_Aim:_
Copy, in full, each line of the material that holds the word "Bitrate".

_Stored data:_
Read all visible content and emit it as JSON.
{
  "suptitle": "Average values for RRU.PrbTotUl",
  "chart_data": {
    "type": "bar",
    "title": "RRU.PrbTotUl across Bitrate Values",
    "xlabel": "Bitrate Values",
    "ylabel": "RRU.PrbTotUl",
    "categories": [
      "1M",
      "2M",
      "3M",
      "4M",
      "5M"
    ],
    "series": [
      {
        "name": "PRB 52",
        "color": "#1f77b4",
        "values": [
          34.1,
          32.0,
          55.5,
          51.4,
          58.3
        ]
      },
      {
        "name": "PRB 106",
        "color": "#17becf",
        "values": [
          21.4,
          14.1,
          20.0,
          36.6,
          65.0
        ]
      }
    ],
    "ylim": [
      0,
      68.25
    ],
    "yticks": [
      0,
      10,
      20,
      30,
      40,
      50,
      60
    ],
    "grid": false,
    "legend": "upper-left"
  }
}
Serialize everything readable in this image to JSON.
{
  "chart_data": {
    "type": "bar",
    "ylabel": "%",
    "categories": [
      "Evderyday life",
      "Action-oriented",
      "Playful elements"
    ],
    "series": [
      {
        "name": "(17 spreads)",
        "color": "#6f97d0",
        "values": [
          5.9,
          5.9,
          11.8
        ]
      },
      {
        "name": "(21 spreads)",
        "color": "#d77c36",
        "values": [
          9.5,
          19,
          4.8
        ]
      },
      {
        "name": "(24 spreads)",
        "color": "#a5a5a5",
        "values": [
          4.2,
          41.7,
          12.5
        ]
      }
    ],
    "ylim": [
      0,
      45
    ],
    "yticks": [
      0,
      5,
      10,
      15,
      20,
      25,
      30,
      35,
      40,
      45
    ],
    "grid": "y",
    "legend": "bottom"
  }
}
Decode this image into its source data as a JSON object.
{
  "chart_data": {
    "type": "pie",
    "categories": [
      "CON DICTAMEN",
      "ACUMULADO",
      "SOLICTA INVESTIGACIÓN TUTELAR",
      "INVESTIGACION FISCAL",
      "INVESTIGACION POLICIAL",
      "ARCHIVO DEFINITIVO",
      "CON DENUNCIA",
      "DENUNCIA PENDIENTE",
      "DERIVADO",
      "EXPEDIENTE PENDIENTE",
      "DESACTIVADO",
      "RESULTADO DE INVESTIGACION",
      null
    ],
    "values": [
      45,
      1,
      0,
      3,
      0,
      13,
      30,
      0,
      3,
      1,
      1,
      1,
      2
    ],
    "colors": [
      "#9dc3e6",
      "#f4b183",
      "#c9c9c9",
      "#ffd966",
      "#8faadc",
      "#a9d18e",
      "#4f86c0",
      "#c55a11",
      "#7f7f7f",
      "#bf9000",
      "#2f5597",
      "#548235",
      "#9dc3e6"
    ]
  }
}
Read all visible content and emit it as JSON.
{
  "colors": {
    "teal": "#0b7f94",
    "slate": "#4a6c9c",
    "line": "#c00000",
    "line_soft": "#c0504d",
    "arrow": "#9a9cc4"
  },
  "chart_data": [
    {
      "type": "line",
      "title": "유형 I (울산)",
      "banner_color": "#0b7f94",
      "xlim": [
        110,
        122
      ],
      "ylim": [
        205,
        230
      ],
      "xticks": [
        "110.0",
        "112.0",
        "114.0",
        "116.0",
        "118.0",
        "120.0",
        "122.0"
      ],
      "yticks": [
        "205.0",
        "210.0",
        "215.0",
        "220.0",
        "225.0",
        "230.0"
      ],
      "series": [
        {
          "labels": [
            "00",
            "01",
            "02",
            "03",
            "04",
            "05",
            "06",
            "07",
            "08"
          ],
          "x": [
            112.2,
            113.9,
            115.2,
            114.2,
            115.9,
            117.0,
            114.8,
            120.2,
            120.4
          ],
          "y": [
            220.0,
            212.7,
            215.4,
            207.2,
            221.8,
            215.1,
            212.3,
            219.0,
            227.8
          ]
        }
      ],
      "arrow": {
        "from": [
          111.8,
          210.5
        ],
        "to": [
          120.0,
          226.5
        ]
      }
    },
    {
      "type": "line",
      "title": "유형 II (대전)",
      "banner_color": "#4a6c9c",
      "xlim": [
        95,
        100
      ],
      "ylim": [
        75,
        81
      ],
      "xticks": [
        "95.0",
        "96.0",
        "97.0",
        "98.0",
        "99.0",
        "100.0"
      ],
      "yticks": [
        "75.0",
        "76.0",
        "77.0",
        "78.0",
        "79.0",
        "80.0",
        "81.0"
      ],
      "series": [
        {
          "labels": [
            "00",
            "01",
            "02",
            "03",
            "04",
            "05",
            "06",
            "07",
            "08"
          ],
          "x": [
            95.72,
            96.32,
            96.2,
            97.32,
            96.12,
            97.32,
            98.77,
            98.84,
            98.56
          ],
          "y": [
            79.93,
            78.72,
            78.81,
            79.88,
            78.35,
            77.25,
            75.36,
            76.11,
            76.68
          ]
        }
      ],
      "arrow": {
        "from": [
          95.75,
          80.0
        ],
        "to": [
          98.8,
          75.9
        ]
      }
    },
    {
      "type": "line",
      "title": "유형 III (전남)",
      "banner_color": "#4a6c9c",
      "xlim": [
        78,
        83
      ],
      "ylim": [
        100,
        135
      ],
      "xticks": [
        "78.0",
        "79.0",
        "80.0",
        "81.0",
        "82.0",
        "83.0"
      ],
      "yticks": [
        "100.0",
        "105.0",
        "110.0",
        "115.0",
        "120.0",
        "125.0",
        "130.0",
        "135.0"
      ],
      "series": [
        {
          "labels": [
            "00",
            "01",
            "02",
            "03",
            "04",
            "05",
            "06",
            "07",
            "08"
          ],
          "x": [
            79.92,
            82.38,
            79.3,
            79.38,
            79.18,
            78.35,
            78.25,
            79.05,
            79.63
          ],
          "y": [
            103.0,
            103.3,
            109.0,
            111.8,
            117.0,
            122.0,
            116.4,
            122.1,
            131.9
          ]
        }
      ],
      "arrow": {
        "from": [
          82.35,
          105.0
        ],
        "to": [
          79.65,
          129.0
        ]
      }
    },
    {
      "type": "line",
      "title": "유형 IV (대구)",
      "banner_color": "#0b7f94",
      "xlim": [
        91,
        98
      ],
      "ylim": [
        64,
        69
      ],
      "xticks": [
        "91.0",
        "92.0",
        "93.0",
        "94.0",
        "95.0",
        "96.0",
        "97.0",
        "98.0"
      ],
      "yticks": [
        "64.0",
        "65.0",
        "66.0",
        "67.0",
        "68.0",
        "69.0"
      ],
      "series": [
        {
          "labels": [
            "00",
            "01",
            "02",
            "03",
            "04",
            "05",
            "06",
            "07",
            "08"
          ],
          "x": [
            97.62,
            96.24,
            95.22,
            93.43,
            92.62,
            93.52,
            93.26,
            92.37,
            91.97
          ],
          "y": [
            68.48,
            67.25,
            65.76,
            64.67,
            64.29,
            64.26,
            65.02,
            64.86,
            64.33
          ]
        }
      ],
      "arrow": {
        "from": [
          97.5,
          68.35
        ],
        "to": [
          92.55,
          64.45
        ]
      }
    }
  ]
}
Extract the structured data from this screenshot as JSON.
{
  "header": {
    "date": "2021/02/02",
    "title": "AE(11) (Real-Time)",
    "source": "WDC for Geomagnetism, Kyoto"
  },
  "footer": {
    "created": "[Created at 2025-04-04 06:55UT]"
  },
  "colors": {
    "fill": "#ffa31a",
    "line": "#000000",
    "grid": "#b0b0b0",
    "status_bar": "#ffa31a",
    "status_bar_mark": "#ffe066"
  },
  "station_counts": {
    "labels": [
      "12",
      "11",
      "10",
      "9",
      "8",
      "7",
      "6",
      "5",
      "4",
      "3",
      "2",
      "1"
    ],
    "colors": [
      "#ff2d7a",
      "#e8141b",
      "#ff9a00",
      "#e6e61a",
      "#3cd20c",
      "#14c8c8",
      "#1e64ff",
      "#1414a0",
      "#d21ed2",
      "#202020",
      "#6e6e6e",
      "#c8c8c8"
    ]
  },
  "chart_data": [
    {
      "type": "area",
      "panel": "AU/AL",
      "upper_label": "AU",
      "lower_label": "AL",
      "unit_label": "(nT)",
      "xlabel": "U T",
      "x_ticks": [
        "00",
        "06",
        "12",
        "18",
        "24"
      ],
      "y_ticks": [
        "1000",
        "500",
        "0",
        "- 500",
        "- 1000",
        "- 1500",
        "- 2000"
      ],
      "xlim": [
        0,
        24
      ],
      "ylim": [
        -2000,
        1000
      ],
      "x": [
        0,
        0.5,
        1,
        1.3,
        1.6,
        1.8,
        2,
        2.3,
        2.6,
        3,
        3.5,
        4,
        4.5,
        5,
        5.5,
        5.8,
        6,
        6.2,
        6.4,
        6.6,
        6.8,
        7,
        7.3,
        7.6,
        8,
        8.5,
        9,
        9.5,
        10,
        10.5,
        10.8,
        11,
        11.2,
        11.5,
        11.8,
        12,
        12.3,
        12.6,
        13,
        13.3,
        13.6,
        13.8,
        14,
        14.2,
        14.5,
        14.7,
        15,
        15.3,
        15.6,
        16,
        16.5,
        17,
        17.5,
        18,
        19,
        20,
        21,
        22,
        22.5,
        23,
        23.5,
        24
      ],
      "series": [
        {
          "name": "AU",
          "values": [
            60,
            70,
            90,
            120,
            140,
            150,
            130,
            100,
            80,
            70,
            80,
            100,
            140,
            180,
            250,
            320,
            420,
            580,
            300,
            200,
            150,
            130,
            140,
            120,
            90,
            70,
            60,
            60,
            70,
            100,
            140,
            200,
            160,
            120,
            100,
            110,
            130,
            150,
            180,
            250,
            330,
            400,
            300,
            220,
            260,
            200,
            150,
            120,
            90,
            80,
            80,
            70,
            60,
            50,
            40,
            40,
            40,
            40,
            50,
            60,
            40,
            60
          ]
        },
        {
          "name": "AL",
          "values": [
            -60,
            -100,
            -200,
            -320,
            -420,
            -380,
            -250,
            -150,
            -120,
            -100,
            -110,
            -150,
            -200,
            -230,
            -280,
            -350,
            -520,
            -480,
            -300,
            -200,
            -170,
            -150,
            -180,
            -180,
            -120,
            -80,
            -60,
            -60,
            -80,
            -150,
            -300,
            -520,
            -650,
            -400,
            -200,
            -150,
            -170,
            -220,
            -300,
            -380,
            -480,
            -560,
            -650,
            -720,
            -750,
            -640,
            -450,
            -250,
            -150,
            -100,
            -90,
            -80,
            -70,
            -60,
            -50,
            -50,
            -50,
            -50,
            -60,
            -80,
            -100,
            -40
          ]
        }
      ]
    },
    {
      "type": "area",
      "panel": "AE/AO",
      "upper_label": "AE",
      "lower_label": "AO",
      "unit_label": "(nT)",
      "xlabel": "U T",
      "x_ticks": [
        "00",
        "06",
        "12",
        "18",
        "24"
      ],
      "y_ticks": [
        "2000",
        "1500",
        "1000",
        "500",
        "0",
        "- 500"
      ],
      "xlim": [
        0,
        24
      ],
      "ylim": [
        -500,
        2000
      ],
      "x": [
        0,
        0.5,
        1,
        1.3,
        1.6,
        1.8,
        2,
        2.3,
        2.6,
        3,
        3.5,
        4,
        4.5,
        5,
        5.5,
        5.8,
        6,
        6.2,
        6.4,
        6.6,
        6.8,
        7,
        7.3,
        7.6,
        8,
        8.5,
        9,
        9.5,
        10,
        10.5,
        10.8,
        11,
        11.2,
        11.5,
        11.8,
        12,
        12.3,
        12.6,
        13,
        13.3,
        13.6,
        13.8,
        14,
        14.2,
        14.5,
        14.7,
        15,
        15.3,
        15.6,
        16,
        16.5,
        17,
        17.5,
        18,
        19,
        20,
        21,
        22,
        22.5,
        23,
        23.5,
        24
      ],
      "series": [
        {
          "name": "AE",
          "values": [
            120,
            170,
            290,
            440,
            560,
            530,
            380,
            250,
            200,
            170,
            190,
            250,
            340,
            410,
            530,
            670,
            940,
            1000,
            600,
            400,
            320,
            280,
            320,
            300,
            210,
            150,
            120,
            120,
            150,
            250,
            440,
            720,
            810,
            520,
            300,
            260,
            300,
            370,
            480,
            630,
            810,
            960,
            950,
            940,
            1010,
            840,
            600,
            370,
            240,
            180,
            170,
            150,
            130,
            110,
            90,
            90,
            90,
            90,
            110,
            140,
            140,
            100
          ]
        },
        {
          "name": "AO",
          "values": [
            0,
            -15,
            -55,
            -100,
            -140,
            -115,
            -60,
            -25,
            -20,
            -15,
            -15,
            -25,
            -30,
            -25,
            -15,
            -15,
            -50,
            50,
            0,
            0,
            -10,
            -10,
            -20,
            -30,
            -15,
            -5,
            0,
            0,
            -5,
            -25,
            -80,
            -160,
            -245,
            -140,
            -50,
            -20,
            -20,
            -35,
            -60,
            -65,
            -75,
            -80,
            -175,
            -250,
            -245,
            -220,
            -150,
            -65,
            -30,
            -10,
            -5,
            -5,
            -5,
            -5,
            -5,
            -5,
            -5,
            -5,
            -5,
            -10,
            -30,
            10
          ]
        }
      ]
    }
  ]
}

_Solution to this exercise:_
    "title": "RRU.PrbTotUl across Bitrate Values",
    "xlabel": "Bitrate Values",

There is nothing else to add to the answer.